== SUPPLIED RECORDS ==
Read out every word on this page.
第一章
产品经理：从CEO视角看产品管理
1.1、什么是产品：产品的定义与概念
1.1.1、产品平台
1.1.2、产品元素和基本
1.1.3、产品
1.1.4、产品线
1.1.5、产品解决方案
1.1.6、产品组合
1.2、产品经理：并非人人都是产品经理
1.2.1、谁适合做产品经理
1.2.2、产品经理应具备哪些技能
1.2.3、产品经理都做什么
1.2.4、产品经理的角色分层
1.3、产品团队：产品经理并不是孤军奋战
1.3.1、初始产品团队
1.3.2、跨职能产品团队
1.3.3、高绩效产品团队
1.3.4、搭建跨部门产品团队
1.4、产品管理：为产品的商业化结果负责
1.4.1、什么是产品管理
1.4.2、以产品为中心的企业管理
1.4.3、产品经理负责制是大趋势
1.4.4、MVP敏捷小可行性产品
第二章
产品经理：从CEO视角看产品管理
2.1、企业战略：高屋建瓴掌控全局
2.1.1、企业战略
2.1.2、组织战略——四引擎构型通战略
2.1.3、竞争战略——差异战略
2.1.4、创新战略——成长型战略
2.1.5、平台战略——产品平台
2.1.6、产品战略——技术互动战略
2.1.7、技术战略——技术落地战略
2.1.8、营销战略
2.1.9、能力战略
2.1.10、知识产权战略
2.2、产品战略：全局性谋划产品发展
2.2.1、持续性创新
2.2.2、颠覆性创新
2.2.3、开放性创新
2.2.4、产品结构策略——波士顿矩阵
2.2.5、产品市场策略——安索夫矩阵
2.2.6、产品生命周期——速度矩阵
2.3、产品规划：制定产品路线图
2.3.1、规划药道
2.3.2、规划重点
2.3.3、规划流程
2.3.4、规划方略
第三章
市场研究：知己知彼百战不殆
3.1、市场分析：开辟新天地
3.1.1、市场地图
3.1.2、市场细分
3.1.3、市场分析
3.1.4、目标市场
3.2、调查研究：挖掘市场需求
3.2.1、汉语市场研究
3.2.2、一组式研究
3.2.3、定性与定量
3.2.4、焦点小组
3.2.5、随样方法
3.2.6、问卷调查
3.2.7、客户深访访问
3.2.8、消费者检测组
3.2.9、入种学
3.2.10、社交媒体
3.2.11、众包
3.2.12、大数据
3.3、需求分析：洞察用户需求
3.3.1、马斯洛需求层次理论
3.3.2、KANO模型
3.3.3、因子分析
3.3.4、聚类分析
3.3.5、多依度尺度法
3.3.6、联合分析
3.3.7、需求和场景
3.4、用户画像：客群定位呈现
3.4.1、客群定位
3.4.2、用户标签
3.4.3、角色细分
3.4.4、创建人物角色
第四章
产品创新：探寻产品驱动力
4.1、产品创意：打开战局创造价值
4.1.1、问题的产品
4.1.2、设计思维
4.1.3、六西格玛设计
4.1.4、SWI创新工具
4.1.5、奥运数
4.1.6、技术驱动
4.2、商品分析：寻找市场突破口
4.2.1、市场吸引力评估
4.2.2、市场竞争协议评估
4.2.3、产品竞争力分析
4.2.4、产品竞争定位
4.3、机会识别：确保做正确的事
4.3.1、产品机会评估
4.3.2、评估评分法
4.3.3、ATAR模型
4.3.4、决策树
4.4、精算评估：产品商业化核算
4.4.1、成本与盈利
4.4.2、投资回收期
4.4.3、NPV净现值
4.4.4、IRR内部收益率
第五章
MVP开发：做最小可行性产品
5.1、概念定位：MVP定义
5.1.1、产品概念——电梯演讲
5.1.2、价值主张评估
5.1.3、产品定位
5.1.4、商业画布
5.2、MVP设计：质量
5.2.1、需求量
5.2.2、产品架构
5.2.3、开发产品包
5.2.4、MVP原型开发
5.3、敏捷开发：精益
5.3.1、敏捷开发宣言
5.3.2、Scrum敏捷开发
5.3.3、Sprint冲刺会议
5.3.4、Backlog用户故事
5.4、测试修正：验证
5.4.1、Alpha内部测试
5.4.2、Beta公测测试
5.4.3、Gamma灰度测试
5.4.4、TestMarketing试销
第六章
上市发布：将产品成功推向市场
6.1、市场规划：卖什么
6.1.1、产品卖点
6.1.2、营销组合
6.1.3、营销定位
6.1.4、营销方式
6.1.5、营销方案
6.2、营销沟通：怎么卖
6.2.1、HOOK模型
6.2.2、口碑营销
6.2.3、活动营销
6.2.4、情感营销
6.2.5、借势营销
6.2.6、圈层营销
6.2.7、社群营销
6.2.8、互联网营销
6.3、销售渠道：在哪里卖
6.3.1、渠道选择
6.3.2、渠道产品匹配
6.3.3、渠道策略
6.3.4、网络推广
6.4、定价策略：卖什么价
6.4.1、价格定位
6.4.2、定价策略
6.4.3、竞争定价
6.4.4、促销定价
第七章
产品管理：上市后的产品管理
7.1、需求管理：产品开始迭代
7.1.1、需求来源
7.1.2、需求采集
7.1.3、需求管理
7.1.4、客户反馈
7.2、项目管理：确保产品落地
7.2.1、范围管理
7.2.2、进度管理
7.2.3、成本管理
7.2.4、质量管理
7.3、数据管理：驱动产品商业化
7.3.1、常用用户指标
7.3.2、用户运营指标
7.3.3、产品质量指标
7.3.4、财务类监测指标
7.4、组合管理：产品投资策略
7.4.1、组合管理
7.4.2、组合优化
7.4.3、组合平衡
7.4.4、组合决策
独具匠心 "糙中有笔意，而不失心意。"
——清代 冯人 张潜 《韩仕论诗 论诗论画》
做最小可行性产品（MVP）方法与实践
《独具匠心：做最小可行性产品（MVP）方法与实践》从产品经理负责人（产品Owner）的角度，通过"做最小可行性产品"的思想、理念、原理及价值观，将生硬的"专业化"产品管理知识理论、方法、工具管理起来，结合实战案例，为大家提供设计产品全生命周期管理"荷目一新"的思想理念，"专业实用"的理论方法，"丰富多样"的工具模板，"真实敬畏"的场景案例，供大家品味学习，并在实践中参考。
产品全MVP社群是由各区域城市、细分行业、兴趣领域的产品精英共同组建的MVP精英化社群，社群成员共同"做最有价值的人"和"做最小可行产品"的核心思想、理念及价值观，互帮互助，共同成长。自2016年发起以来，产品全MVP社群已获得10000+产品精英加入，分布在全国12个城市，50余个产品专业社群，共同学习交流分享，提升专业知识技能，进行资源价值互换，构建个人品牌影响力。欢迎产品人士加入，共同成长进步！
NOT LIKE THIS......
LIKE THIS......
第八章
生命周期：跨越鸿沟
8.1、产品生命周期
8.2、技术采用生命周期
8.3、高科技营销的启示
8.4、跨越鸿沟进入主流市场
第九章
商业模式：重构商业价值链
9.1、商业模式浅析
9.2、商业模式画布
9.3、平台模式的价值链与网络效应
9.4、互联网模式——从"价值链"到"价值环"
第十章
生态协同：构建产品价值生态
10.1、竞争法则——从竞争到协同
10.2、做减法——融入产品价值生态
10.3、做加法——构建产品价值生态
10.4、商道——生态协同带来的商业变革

== EXERCISE AIM ==
The records above should be restated word for word, please.

== RESPONSE FOR THIS EXERCISE ==
Read out every word on this page.
第一章
产品经理：从CEO视角看产品管理
1.1、什么是产品：产品的定义与概念
1.1.1、产品平台
1.1.2、产品元素和基本
1.1.3、产品
1.1.4、产品线
1.1.5、产品解决方案
1.1.6、产品组合
1.2、产品经理：并非人人都是产品经理
1.2.1、谁适合做产品经理
1.2.2、产品经理应具备哪些技能
1.2.3、产品经理都做什么
1.2.4、产品经理的角色分层
1.3、产品团队：产品经理并不是孤军奋战
1.3.1、初始产品团队
1.3.2、跨职能产品团队
1.3.3、高绩效产品团队
1.3.4、搭建跨部门产品团队
1.4、产品管理：为产品的商业化结果负责
1.4.1、什么是产品管理
1.4.2、以产品为中心的企业管理
1.4.3、产品经理负责制是大趋势
1.4.4、MVP敏捷小可行性产品
第二章
产品经理：从CEO视角看产品管理
2.1、企业战略：高屋建瓴掌控全局
2.1.1、企业战略
2.1.2、组织战略——四引擎构型通战略
2.1.3、竞争战略——差异战略
2.1.4、创新战略——成长型战略
2.1.5、平台战略——产品平台
2.1.6、产品战略——技术互动战略
2.1.7、技术战略——技术落地战略
2.1.8、营销战略
2.1.9、能力战略
2.1.10、知识产权战略
2.2、产品战略：全局性谋划产品发展
2.2.1、持续性创新
2.2.2、颠覆性创新
2.2.3、开放性创新
2.2.4、产品结构策略——波士顿矩阵
2.2.5、产品市场策略——安索夫矩阵
2.2.6、产品生命周期——速度矩阵
2.3、产品规划：制定产品路线图
2.3.1、规划药道
2.3.2、规划重点
2.3.3、规划流程
2.3.4、规划方略
第三章
市场研究：知己知彼百战不殆
3.1、市场分析：开辟新天地
3.1.1、市场地图
3.1.2、市场细分
3.1.3、市场分析
3.1.4、目标市场
3.2、调查研究：挖掘市场需求
3.2.1、汉语市场研究
3.2.2、一组式研究
3.2.3、定性与定量
3.2.4、焦点小组
3.2.5、随样方法
3.2.6、问卷调查
3.2.7、客户深访访问
3.2.8、消费者检测组
3.2.9、入种学
3.2.10、社交媒体
3.2.11、众包
3.2.12、大数据
3.3、需求分析：洞察用户需求
3.3.1、马斯洛需求层次理论
3.3.2、KANO模型
3.3.3、因子分析
3.3.4、聚类分析
3.3.5、多依度尺度法
3.3.6、联合分析
3.3.7、需求和场景
3.4、用户画像：客群定位呈现
3.4.1、客群定位
3.4.2、用户标签
3.4.3、角色细分
3.4.4、创建人物角色
第四章
产品创新：探寻产品驱动力
4.1、产品创意：打开战局创造价值
4.1.1、问题的产品
4.1.2、设计思维
4.1.3、六西格玛设计
4.1.4、SWI创新工具
4.1.5、奥运数
4.1.6、技术驱动
4.2、商品分析：寻找市场突破口
4.2.1、市场吸引力评估
4.2.2、市场竞争协议评估
4.2.3、产品竞争力分析
4.2.4、产品竞争定位
4.3、机会识别：确保做正确的事
4.3.1、产品机会评估
4.3.2、评估评分法
4.3.3、ATAR模型
4.3.4、决策树
4.4、精算评估：产品商业化核算
4.4.1、成本与盈利
4.4.2、投资回收期
4.4.3、NPV净现值
4.4.4、IRR内部收益率
第五章
MVP开发：做最小可行性产品
5.1、概念定位：MVP定义
5.1.1、产品概念——电梯演讲
5.1.2、价值主张评估
5.1.3、产品定位
5.1.4、商业画布
5.2、MVP设计：质量
5.2.1、需求量
5.2.2、产品架构
5.2.3、开发产品包
5.2.4、MVP原型开发
5.3、敏捷开发：精益
5.3.1、敏捷开发宣言
5.3.2、Scrum敏捷开发
5.3.3、Sprint冲刺会议
5.3.4、Backlog用户故事
5.4、测试修正：验证
5.4.1、Alpha内部测试
5.4.2、Beta公测测试
5.4.3、Gamma灰度测试
5.4.4、TestMarketing试销
第六章
上市发布：将产品成功推向市场
6.1、市场规划：卖什么
6.1.1、产品卖点
6.1.2、营销组合
6.1.3、营销定位
6.1.4、营销方式
6.1.5、营销方案
6.2、营销沟通：怎么卖
6.2.1、HOOK模型
6.2.2、口碑营销
6.2.3、活动营销
6.2.4、情感营销
6.2.5、借势营销
6.2.6、圈层营销
6.2.7、社群营销
6.2.8、互联网营销
6.3、销售渠道：在哪里卖
6.3.1、渠道选择
6.3.2、渠道产品匹配
6.3.3、渠道策略
6.3.4、网络推广
6.4、定价策略：卖什么价
6.4.1、价格定位
6.4.2、定价策略
6.4.3、竞争定价
6.4.4、促销定价
第七章
产品管理：上市后的产品管理
7.1、需求管理：产品开始迭代
7.1.1、需求来源
7.1.2、需求采集
7.1.3、需求管理
7.1.4、客户反馈
7.2、项目管理：确保产品落地
7.2.1、范围管理
7.2.2、进度管理
7.2.3、成本管理
7.2.4、质量管理
7.3、数据管理：驱动产品商业化
7.3.1、常用用户指标
7.3.2、用户运营指标
7.3.3、产品质量指标
7.3.4、财务类监测指标
7.4、组合管理：产品投资策略
7.4.1、组合管理
7.4.2、组合优化
7.4.3、组合平衡
7.4.4、组合决策
独具匠心 "糙中有笔意，而不失心意。"
——清代 冯人 张潜 《韩仕论诗 论诗论画》
做最小可行性产品（MVP）方法与实践
《独具匠心：做最小可行性产品（MVP）方法与实践》从产品经理负责人（产品Owner）的角度，通过"做最小可行性产品"的思想、理念、原理及价值观，将生硬的"专业化"产品管理知识理论、方法、工具管理起来，结合实战案例，为大家提供设计产品全生命周期管理"荷目一新"的思想理念，"专业实用"的理论方法，"丰富多样"的工具模板，"真实敬畏"的场景案例，供大家品味学习，并在实践中参考。
产品全MVP社群是由各区域城市、细分行业、兴趣领域的产品精英共同组建的MVP精英化社群，社群成员共同"做最有价值的人"和"做最小可行产品"的核心思想、理念及价值观，互帮互助，共同成长。自2016年发起以来，产品全MVP社群已获得10000+产品精英加入，分布在全国12个城市，50余个产品专业社群，共同学习交流分享，提升专业知识技能，进行资源价值互换，构建个人品牌影响力。欢迎产品人士加入，共同成长进步！
NOT LIKE THIS......
LIKE THIS......
第八章
生命周期：跨越鸿沟
8.1、产品生命周期
8.2、技术采用生命周期
8.3、高科技营销的启示
8.4、跨越鸿沟进入主流市场
第九章
商业模式：重构商业价值链
9.1、商业模式浅析
9.2、商业模式画布
9.3、平台模式的价值链与网络效应
9.4、互联网模式——从"价值链"到"价值环"
第十章
生态协同：构建产品价值生态
10.1、竞争法则——从竞争到协同
10.2、做减法——融入产品价值生态
10.3、做加法——构建产品价值生态
10.4、商道——生态协同带来的商业变革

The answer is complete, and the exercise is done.